What this task involves ▸ Omit the pictures, please, and give each record below again exactly.

------ Data lines

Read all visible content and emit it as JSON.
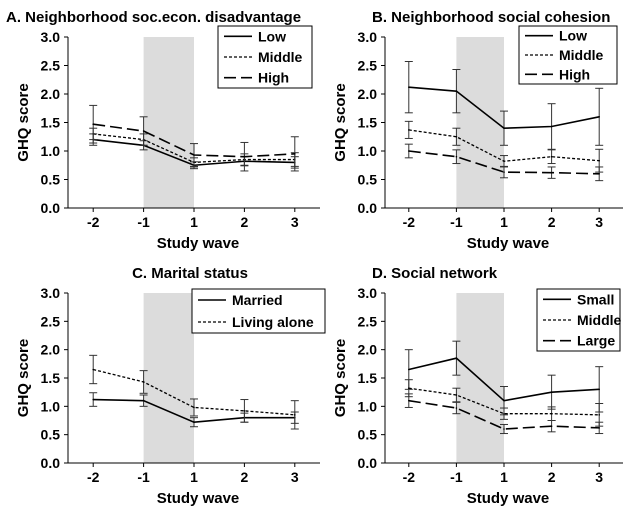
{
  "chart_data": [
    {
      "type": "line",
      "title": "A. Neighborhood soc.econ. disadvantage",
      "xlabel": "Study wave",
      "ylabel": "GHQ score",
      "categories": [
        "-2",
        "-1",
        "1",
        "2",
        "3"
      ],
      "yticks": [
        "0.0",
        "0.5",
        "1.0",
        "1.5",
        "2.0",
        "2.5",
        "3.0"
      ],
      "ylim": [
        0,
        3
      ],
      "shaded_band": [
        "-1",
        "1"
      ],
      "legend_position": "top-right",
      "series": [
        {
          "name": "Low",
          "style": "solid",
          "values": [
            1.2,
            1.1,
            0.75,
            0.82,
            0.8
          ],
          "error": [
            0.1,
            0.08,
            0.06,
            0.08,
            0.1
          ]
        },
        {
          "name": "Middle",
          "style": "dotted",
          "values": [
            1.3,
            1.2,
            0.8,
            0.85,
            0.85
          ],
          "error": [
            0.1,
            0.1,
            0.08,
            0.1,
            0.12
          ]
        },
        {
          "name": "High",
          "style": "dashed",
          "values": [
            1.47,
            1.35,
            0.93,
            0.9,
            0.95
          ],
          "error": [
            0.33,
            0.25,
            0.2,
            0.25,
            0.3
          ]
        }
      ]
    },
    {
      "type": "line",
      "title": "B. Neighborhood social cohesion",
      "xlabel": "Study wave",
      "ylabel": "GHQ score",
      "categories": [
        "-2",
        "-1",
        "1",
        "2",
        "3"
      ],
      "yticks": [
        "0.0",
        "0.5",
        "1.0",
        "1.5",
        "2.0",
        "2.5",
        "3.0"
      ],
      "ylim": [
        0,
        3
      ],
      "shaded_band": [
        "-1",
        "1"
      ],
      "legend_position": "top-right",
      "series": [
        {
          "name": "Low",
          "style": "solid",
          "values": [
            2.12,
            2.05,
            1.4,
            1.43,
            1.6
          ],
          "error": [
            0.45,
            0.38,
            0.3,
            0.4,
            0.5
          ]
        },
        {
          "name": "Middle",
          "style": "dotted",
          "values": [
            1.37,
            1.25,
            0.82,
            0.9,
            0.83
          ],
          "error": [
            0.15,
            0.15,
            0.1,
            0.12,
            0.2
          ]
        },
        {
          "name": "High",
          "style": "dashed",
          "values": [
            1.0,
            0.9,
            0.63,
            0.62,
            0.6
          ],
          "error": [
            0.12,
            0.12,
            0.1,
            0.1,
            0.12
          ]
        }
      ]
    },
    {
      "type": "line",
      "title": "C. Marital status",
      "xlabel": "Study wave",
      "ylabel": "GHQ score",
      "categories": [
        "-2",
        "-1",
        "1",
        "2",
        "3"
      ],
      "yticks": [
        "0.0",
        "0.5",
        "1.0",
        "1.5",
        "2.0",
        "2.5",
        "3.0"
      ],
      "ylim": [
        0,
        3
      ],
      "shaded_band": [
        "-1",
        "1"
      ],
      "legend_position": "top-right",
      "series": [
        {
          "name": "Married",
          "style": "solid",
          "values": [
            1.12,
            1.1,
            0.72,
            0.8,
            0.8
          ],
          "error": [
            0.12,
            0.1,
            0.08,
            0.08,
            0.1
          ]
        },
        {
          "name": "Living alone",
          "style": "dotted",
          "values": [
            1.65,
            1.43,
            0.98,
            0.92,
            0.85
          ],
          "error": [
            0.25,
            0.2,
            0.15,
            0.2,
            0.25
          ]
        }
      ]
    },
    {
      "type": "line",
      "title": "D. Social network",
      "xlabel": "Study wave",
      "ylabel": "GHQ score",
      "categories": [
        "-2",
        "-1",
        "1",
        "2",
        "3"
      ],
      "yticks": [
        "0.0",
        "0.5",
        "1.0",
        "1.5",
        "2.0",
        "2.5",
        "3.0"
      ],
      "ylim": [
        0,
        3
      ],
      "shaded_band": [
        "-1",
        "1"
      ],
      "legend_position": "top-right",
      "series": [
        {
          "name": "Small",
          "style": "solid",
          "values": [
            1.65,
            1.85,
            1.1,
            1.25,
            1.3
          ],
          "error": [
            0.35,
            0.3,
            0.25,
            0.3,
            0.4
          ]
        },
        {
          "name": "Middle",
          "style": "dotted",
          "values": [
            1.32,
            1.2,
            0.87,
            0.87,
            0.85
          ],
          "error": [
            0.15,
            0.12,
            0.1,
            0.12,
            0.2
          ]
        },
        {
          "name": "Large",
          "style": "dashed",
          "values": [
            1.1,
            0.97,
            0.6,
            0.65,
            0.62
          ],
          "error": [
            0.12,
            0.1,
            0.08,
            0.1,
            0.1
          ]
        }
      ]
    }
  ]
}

------------

Exercise result ▸
Read all visible content and emit it as JSON.
{
  "chart_data": [
    {
      "type": "line",
      "title": "A. Neighborhood soc.econ. disadvantage",
      "xlabel": "Study wave",
      "ylabel": "GHQ score",
      "categories": [
        "-2",
        "-1",
        "1",
        "2",
        "3"
      ],
      "yticks": [
        "0.0",
        "0.5",
        "1.0",
        "1.5",
        "2.0",
        "2.5",
        "3.0"
      ],
      "ylim": [
        0,
        3
      ],
      "shaded_band": [
        "-1",
        "1"
      ],
      "legend_position": "top-right",
      "series": [
        {
          "name": "Low",
          "style": "solid",
          "values": [
            1.2,
            1.1,
            0.75,
            0.82,
            0.8
          ],
          "error": [
            0.1,
            0.08,
            0.06,
            0.08,
            0.1
          ]
        },
        {
          "name": "Middle",
          "style": "dotted",
          "values": [
            1.3,
            1.2,
            0.8,
            0.85,
            0.85
          ],
          "error": [
            0.1,
            0.1,
            0.08,
            0.1,
            0.12
          ]
        },
        {
          "name": "High",
          "style": "dashed",
          "values": [
            1.47,
            1.35,
            0.93,
            0.9,
            0.95
          ],
          "error": [
            0.33,
            0.25,
            0.2,
            0.25,
            0.3
          ]
        }
      ]
    },
    {
      "type": "line",
      "title": "B. Neighborhood social cohesion",
      "xlabel": "Study wave",
      "ylabel": "GHQ score",
      "categories": [
        "-2",
        "-1",
        "1",
        "2",
        "3"
      ],
      "yticks": [
        "0.0",
        "0.5",
        "1.0",
        "1.5",
        "2.0",
        "2.5",
        "3.0"
      ],
      "ylim": [
        0,
        3
      ],
      "shaded_band": [
        "-1",
        "1"
      ],
      "legend_position": "top-right",
      "series": [
        {
          "name": "Low",
          "style": "solid",
          "values": [
            2.12,
            2.05,
            1.4,
            1.43,
            1.6
          ],
          "error": [
            0.45,
            0.38,
            0.3,
            0.4,
            0.5
          ]
        },
        {
          "name": "Middle",
          "style": "dotted",
          "values": [
            1.37,
            1.25,
            0.82,
            0.9,
            0.83
          ],
          "error": [
            0.15,
            0.15,
            0.1,
            0.12,
            0.2
          ]
        },
        {
          "name": "High",
          "style": "dashed",
          "values": [
            1.0,
            0.9,
            0.63,
            0.62,
            0.6
          ],
          "error": [
            0.12,
            0.12,
            0.1,
            0.1,
            0.12
          ]
        }
      ]
    },
    {
      "type": "line",
      "title": "C. Marital status",
      "xlabel": "Study wave",
      "ylabel": "GHQ score",
      "categories": [
        "-2",
        "-1",
        "1",
        "2",
        "3"
      ],
      "yticks": [
        "0.0",
        "0.5",
        "1.0",
        "1.5",
        "2.0",
        "2.5",
        "3.0"
      ],
      "ylim": [
        0,
        3
      ],
      "shaded_band": [
        "-1",
        "1"
      ],
      "legend_position": "top-right",
      "series": [
        {
          "name": "Married",
          "style": "solid",
          "values": [
            1.12,
            1.1,
            0.72,
            0.8,
            0.8
          ],
          "error": [
            0.12,
            0.1,
            0.08,
            0.08,
            0.1
          ]
        },
        {
          "name": "Living alone",
          "style": "dotted",
          "values": [
            1.65,
            1.43,
            0.98,
            0.92,
            0.85
          ],
          "error": [
            0.25,
            0.2,
            0.15,
            0.2,
            0.25
          ]
        }
      ]
    },
    {
      "type": "line",
      "title": "D. Social network",
      "xlabel": "Study wave",
      "ylabel": "GHQ score",
      "categories": [
        "-2",
        "-1",
        "1",
        "2",
        "3"
      ],
      "yticks": [
        "0.0",
        "0.5",
        "1.0",
        "1.5",
        "2.0",
        "2.5",
        "3.0"
      ],
      "ylim": [
        0,
        3
      ],
      "shaded_band": [
        "-1",
        "1"
      ],
      "legend_position": "top-right",
      "series": [
        {
          "name": "Small",
          "style": "solid",
          "values": [
            1.65,
            1.85,
            1.1,
            1.25,
            1.3
          ],
          "error": [
            0.35,
            0.3,
            0.25,
            0.3,
            0.4
          ]
        },
        {
          "name": "Middle",
          "style": "dotted",
          "values": [
            1.32,
            1.2,
            0.87,
            0.87,
            0.85
          ],
          "error": [
            0.15,
            0.12,
            0.1,
            0.12,
            0.2
          ]
        },
        {
          "name": "Large",
          "style": "dashed",
          "values": [
            1.1,
            0.97,
            0.6,
            0.65,
            0.62
          ],
          "error": [
            0.12,
            0.1,
            0.08,
            0.1,
            0.1
          ]
        }
      ]
    }
  ]
}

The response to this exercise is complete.